Recorded data:
○ ○ ○ ○

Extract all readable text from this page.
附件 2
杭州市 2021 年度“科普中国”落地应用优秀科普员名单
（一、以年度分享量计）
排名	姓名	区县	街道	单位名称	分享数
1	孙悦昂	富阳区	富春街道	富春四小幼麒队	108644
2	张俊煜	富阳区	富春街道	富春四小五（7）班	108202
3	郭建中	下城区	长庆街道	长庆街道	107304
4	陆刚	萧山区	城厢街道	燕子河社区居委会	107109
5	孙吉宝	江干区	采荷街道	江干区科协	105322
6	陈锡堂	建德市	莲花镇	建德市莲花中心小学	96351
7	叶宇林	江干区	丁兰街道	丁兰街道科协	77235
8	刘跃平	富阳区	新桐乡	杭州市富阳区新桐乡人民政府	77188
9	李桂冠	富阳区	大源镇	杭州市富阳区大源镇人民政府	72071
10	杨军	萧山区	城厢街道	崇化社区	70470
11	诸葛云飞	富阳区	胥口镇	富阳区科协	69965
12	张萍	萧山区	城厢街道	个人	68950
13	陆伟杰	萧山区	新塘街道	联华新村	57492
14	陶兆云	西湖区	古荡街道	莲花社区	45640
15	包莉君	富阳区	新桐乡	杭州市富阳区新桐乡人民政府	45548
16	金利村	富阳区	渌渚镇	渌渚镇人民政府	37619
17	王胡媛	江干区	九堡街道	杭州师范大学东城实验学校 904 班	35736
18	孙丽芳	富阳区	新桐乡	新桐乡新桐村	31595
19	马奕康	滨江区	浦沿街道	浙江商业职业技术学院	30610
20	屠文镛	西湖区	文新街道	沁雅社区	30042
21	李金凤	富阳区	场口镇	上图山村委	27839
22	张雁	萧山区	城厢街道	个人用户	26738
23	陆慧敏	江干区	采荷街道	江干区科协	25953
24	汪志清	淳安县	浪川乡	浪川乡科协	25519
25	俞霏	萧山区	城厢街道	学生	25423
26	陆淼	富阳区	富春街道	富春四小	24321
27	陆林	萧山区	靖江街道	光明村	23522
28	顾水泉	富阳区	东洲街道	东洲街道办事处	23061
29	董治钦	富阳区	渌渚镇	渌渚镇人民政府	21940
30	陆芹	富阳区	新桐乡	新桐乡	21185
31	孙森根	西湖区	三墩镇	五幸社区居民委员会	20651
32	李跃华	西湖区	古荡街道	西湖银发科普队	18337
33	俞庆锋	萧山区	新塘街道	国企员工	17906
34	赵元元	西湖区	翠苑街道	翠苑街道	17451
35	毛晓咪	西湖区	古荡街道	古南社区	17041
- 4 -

○ ○ ○ ○

Search the listing above for the string "富春街道". Copy every line that contains it.

__Task answer__:
1	孙悦昂	富阳区	富春街道	富春四小幼麒队	108644
2	张俊煜	富阳区	富春街道	富春四小五（7）班	108202
26	陆淼	富阳区	富春街道	富春四小	24321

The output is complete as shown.